→ Written request: Each line containing the word "Bilgileri" needs to be copied.

════════════════════

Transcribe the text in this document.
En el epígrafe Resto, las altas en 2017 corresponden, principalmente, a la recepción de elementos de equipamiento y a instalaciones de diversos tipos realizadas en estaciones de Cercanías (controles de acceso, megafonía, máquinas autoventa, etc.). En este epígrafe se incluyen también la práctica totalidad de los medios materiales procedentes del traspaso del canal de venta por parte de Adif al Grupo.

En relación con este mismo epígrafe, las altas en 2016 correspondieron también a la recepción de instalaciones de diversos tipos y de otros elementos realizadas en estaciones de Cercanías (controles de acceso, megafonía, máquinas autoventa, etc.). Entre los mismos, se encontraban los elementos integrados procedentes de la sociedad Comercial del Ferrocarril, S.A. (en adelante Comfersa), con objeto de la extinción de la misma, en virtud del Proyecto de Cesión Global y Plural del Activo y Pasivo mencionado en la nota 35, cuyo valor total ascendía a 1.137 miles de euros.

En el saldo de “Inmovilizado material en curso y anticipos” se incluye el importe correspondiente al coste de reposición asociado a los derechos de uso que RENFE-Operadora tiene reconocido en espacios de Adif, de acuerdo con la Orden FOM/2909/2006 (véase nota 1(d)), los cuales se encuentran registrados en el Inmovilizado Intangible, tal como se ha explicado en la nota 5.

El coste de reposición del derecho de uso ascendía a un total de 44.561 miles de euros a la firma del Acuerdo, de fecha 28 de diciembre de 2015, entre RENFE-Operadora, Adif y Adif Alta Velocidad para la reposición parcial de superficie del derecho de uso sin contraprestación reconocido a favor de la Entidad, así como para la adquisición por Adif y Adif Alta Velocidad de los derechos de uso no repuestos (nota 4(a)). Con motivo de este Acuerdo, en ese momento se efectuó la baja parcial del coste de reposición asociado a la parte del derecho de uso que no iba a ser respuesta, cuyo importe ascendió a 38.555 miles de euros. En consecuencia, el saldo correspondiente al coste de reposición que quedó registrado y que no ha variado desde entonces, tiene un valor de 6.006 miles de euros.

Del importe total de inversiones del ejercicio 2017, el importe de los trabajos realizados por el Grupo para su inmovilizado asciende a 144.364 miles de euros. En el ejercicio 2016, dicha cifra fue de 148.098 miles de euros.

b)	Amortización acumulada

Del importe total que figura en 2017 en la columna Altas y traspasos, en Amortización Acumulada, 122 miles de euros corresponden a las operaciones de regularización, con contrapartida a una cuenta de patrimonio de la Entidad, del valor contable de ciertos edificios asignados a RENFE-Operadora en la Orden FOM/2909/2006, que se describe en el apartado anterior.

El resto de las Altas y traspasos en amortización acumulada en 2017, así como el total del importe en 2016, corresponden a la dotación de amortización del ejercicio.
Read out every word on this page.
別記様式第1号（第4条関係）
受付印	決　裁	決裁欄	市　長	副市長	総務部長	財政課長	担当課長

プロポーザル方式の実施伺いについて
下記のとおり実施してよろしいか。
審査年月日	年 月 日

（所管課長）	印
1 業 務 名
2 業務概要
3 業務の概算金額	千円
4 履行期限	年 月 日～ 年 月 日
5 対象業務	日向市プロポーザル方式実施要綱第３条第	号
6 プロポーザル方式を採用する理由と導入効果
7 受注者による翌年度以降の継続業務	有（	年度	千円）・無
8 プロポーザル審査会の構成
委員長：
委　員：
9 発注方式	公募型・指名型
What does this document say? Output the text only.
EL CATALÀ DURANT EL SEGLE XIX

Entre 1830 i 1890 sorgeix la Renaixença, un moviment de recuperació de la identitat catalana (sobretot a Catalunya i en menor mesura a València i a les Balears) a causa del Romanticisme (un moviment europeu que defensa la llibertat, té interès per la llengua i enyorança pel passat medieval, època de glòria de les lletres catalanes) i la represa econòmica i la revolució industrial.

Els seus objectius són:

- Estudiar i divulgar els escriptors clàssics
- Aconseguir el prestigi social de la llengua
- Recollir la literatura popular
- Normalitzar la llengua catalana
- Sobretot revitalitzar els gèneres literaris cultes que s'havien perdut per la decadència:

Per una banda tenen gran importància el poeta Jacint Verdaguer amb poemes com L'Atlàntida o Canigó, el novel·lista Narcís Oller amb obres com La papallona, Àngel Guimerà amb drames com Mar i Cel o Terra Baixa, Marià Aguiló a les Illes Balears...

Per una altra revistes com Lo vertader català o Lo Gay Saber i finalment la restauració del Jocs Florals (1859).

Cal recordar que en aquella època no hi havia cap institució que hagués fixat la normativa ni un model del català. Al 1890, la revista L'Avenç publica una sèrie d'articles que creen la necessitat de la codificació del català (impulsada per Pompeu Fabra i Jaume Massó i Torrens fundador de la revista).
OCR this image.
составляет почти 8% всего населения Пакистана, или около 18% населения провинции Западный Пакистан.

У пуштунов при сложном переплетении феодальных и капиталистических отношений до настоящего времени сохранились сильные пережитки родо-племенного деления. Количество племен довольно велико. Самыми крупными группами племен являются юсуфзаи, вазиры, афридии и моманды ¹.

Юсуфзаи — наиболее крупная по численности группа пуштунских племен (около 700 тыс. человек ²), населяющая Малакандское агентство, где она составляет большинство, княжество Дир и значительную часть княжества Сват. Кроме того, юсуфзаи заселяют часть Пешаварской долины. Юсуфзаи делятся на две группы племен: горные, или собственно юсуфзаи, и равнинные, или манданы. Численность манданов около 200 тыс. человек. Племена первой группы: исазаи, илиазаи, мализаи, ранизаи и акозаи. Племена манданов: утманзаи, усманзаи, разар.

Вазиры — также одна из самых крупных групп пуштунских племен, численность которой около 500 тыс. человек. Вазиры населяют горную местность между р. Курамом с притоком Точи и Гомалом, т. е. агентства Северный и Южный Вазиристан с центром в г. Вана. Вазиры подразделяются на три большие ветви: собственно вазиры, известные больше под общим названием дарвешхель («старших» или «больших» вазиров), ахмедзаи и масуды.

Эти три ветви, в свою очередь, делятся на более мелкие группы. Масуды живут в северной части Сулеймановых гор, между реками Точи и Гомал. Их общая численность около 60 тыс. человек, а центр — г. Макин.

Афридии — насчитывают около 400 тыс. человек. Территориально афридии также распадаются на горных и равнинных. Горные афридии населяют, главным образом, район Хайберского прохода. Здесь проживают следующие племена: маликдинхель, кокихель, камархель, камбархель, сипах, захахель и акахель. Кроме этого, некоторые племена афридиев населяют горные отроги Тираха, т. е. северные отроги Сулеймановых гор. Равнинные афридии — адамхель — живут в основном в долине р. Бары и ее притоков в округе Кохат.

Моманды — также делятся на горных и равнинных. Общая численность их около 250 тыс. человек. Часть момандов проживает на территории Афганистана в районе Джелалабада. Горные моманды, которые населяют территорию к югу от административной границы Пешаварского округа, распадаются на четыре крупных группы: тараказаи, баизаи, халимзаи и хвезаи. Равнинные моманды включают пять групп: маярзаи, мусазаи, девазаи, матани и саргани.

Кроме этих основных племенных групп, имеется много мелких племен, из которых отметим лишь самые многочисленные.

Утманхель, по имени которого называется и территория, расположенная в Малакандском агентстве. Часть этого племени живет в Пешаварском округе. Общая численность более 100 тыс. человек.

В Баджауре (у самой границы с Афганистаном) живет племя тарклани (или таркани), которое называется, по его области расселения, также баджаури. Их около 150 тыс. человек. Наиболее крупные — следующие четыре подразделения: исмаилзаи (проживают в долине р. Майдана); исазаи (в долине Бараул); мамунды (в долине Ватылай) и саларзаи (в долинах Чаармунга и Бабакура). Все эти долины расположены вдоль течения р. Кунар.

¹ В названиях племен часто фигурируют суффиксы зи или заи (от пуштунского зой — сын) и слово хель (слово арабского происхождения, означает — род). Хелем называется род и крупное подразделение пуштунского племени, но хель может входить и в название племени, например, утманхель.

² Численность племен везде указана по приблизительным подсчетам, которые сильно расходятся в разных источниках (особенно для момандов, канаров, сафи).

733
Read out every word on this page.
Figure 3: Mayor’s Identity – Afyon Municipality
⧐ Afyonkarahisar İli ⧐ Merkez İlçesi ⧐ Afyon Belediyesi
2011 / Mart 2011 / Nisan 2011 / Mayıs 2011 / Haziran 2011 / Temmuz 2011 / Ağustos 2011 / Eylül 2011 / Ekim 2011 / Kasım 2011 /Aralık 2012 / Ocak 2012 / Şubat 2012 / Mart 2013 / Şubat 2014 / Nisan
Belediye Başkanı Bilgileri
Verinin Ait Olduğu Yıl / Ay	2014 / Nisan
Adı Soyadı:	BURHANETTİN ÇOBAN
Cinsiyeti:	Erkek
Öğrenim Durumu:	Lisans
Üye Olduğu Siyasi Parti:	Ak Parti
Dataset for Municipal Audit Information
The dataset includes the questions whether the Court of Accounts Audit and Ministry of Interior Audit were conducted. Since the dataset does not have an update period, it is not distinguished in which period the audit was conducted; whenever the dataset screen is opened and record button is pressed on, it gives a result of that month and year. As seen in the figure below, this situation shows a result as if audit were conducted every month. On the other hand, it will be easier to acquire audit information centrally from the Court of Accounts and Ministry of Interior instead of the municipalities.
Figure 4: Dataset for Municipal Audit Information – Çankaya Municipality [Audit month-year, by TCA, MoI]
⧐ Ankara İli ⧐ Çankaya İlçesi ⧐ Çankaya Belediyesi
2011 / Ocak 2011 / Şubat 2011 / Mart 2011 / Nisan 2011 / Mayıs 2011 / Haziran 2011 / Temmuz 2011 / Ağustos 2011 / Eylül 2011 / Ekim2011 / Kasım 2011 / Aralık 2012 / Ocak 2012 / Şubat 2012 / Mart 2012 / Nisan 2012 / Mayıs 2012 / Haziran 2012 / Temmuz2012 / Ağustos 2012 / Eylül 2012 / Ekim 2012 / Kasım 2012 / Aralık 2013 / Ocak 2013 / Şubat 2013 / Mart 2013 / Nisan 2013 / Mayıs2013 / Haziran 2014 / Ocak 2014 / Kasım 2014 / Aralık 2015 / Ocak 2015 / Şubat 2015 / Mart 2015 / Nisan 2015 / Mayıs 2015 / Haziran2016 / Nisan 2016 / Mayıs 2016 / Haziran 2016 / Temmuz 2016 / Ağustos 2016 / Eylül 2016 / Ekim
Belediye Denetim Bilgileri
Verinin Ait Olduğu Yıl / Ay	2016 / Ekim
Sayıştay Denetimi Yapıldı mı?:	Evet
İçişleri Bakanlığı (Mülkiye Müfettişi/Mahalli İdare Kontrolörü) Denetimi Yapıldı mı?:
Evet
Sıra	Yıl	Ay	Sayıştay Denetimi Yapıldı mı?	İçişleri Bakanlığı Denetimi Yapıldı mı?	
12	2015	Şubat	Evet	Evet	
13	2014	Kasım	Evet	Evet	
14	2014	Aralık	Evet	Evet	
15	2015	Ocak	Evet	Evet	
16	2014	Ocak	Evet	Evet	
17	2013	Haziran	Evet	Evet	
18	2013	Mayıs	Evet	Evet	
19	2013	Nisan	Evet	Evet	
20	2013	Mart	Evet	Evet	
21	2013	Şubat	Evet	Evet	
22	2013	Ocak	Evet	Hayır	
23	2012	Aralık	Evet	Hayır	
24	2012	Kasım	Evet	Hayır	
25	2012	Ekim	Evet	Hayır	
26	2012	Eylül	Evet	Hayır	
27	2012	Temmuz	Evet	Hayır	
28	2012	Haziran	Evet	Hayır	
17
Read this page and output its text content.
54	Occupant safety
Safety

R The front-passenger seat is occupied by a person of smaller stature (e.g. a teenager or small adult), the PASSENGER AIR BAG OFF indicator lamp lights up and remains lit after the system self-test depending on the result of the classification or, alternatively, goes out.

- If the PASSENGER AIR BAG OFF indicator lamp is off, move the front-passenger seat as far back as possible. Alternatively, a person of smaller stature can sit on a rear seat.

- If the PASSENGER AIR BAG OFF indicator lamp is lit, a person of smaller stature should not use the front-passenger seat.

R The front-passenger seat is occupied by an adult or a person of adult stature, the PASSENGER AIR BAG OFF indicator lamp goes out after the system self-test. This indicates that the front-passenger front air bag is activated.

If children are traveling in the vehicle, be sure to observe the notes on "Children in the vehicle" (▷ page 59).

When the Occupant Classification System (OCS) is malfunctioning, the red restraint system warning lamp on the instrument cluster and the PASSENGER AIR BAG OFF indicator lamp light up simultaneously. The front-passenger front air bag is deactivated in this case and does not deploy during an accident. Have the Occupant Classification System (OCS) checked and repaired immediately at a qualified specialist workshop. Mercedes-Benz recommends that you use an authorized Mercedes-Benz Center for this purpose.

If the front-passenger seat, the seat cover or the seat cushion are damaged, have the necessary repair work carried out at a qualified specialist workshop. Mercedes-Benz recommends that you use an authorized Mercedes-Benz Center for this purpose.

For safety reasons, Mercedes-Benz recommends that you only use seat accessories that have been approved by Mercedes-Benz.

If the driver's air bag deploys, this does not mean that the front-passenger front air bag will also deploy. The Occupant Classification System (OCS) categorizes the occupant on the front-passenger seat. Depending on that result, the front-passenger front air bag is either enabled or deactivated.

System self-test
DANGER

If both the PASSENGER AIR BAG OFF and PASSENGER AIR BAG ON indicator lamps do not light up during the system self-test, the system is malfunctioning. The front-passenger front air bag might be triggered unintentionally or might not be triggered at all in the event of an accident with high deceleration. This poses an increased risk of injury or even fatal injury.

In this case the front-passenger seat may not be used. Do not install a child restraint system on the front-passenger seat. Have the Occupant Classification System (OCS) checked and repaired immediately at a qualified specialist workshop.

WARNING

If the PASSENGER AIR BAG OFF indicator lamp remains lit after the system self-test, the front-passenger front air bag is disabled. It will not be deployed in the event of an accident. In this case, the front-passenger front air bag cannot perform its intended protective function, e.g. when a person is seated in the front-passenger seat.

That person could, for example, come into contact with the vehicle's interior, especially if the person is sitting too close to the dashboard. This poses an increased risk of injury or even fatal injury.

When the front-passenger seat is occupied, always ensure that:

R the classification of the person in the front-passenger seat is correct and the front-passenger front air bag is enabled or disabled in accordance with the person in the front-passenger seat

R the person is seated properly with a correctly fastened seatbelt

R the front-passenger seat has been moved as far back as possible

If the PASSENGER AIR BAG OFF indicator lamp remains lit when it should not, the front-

════════════════════

→ Task solution:
Belediye Başkanı Bilgileri
Belediye Denetim Bilgileri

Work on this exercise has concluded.